Kutipan Halaman:
Bagikandakwah – Sahabat dakwah, Sebentar lagi bulan muharram
akan datang, Mari kita pahami tentang keutamaan bulan muharram . Pada asalnya
hari dan bulan memiliki kedudukan yang sama di sisi Allah Subhaanahu wa Ta’ala,
kecuali yang diistimewakan dari hari dan bulan selainnya berdasarkan dalil baik
dari al-Qur’an dan as-Sunnah.
Dan termasuk bulan yang mulia di antara bulan-bulan yang ada
adalah bulan Muharram. Hal ini berdasarkan firman Allah Subhaanahu wa Ta’ala,
artinya: “Sesungguhnya bilangan bulan di sisi Allah ialah
dua belas bulan, dalam ketetapan Allah di waktu Dia menciptakan langit dan
bumi, di antaranya empat bulan haram. Itulah (ketetapan) agama yang lurus, maka
janganlah menganiaya diri dalam bulan yang empat itu, dan perangilah musyrikin
semuanya; dan ketahuilah bahwasanya Allah beserta orang-orang yang bertaqwa.”
(QS. at-Taubah: 36)
Dari Abu Hurairah radhiyallahu ‘anhu dia berkata, Rasulullah
shallallahu ‘alaihi wa sallam bersabda,
أَفْضَلُ الصِّيَامِ بَعْدَ رَمَضَانَ شَهْرُ اللَّهِ الْمُحَرَّمُ وَأَفْضَلُ الصَّلاَةِ بَعْدَ الْفَرِيضَةِ صَلاَةُ اللَّيْلِ
“Puasa yang paling utama setelah
(puasa) Ramadhan adalah (puasa) di bulan Allah (bulan) Muharram, dan shalat
yang paling utama setelah shalat wajib (lima waktu) adalah shalat malam.“.
Hadits yang mulia ini menunjukkan dianjurkannya berpuasa
pada bulan Muharram, bahkan puasa di bulan ini lebih utama dibandingkan
bulan-bulan lainnya, setelah bulan Ramadhan.
Mutiara hikmah yang dapat kita petik dari hadits ini:
Puasa yang paling utama dilakukan pada bulan Muharram adalah
puasa ‘Aasyuura’ (puasa pada tanggal 10 Muharram), karena Rasulullah
shallallahu ‘alaihi wa sallam melakukannya dan memerintahkan para sahabat
radhiyallahu ‘anhum untuk melakukannya[3], dan ketika Nabi shallallahu ‘alaihi
wa sallam ditanya tentang keutamaannya beliau bersabda,
يُكَفِّرُ السَّنَةَ الْمَاضِيَةَ
“Puasa ini menggugurkan
(dosa-dosa) di tahun yang lalu“.

Tugas Anda:
• a. Menurut teks tentang keutamaan bulan Muharram, puasa apa yang paling utama dilakukan pada bulan tersebut?
• b. Lanjutkan teks tentang keutamaan bulan Muharram mulai dari kalimat terakhirnya.
Catatan sesudah ini merupakan bahan tersendiri yang terpisah dari teks tentang bulan Muharram.

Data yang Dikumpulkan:
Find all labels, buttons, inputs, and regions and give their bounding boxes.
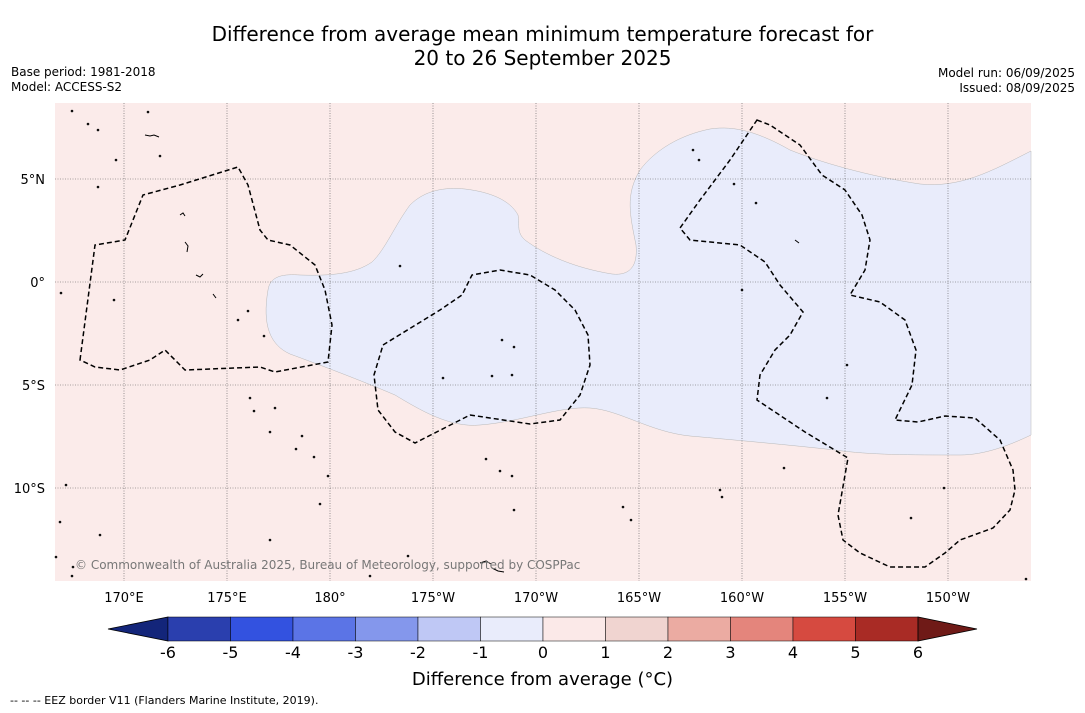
copyright-notice: © Commonwealth of Australia 2025, Bureau…: [75, 558, 581, 572]
colorbar-tick-label: -5: [223, 643, 239, 662]
metadata-right: Model run: 06/09/2025 Issued: 08/09/2025: [938, 66, 1075, 96]
colorbar-tick-label: 4: [788, 643, 798, 662]
colorbar-swatch: [792, 616, 856, 642]
eez-footnote: -- -- -- EEZ border V11 (Flanders Marine…: [10, 694, 319, 707]
lat-label-5n: 5°N: [21, 173, 46, 188]
colorbar-swatch: [542, 616, 606, 642]
lon-label-170e: 170°E: [104, 591, 144, 606]
lon-label-175e: 175°E: [207, 591, 247, 606]
colorbar-swatch: [855, 616, 919, 642]
colorbar-tick-label: 5: [850, 643, 860, 662]
lon-label-155w: 155°W: [823, 591, 867, 606]
colorbar-tick-label: 6: [913, 643, 923, 662]
eez-borders: [79, 119, 1016, 568]
islands: [54, 109, 1028, 581]
colorbar-swatch: [355, 616, 419, 642]
model-run: Model run: 06/09/2025: [937, 66, 1075, 80]
colorbar-tick-label: -6: [160, 643, 176, 662]
negative-anomaly-region: [265, 127, 1032, 456]
colorbar-tick-label: 3: [725, 643, 735, 662]
lon-label-180: 180°: [314, 591, 345, 606]
eez-border-phoenix: [373, 269, 591, 444]
colorbar-tick-label: -3: [348, 643, 364, 662]
lon-label-150w: 150°W: [926, 591, 970, 606]
colorbar-tick-label: -4: [285, 643, 301, 662]
colorbar-tick-label: 1: [600, 643, 610, 662]
map-title: Difference from average mean minimum tem…: [0, 22, 1085, 70]
lat-gridlines: [55, 178, 1031, 489]
eez-border-line-islands: [679, 119, 1016, 568]
colorbar-tick-label: 2: [663, 643, 673, 662]
colorbar-swatch: [292, 616, 356, 642]
colorbar-extend-high: [917, 616, 978, 642]
colorbar-tick-label: -2: [410, 643, 426, 662]
colorbar-tick-label: -1: [473, 643, 489, 662]
lon-label-170w: 170°W: [514, 591, 558, 606]
lon-label-165w: 165°W: [617, 591, 661, 606]
colorbar-swatch: [417, 616, 481, 642]
model-name: Model: ACCESS-S2: [11, 80, 123, 94]
title-line-1: Difference from average mean minimum tem…: [211, 22, 874, 46]
colorbar-swatch: [480, 616, 544, 642]
lon-label-160w: 160°W: [720, 591, 764, 606]
colorbar-swatch: [167, 616, 231, 642]
colorbar-extend-low: [107, 616, 169, 642]
base-period: Base period: 1981-2018: [11, 65, 156, 79]
colorbar-tick-label: 0: [538, 643, 548, 662]
issued-date: Issued: 08/09/2025: [959, 81, 1075, 95]
lon-gridlines: [123, 103, 949, 581]
colorbar-swatch: [667, 616, 731, 642]
title-line-2: 20 to 26 September 2025: [413, 46, 672, 70]
lon-label-175w: 175°W: [411, 591, 455, 606]
lat-label-5s: 5°S: [22, 379, 45, 394]
lat-label-0: 0°: [30, 276, 45, 291]
colorbar-swatch: [730, 616, 794, 642]
lat-label-10s: 10°S: [14, 482, 45, 497]
colorbar-title: Difference from average (°C): [411, 669, 674, 690]
eez-border-kiribati-gilbert: [79, 166, 333, 373]
colorbar-swatch: [605, 616, 669, 642]
metadata-left: Base period: 1981-2018 Model: ACCESS-S2: [11, 65, 156, 95]
colorbar-swatch: [230, 616, 294, 642]
colorbar: -6 -5 -4 -3 -2 -1 0 1 2 3 4 5 6: [107, 616, 978, 662]
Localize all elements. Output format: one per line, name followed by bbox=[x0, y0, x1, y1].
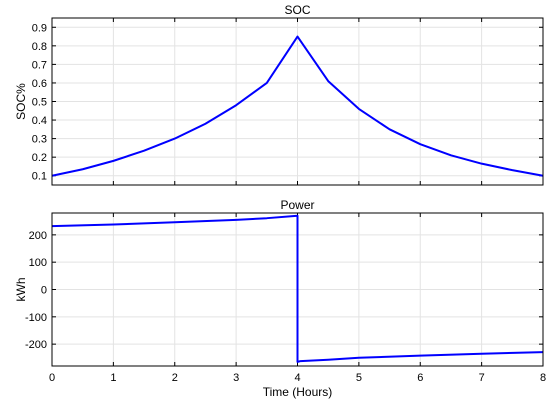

Jawaban Tiap Tugas:
• a. Puasa 'Aasyuura', yaitu puasa pada tanggal 10 Muharram.

• b.
Lebih utama lagi jika puasa tanggal 10 Muharram
digandengankan dengan puasa tanggal 9 Muharram, dalam rangka menyelisihi
orang-orang Yahudi dan Nashrani, karena Rasulullah shallallahu ‘alaihi wa
sallam ketika disampaikan kepada beliau bahwa tanggal 10 Muharram adalah hari
yang diagungkan orang-orang Yahudi dan Nashrani, maka beliau bersabda,
فَإِذَا كَانَ الْعَامُ الْمُقْبِلُ – إِنْ شَاءَ اللَّهُ – صُمْنَا الْيَوْمَ التَّاسِعَ
“Kalau aku masih hidup tahun
depan, maka sungguh aku akan berpuasa pada tanggal 9 Muharram (bersama 10
Muharram).”
Adapun hadits,
صُومُوا يَوْمَ عَاشُورَاءَ وَخَالِفُوا فِيهِ الْيَهُودَ صُومُوا قَبْلَهُ يَوْماً أَوْ بَعْدَهُ يَوْماً
“Berpuasalah pada hari
‘Aasyuura’ dan selisihilah orang-orang Yahudi, berpuasalah sehari sebelumnya
atau sehari sesudahnya.“, maka hadits ini lemah sanadnya dan tidak bisa
dijadikan sebagai sandaran dianjurkannya berpuasa pada tanggal 11 Muharram.
Sebagian ulama ada yang berpendapat di-makruh-kannya (tidak
disukainya) berpuasa pada tanggal 10 Muharram saja, karena menyerupai
orang-orang Yahudi, tapi ulama lain membolehkannya meskipun pahalanya tidak
sesempurna jika digandengkan dengan puasa sehari sebelumnya.
Sebab Rasulullah shallallahu ‘alaihi wa sallam memerintahkan
puasa tanggal 10 Muharram adalah karena pada hari itulah Allah Ta’ala
menyelamatkan Nabi Musa álaihis salam dan umatnya, serta menenggelamkan Fir’aun
dan bala tentaranya.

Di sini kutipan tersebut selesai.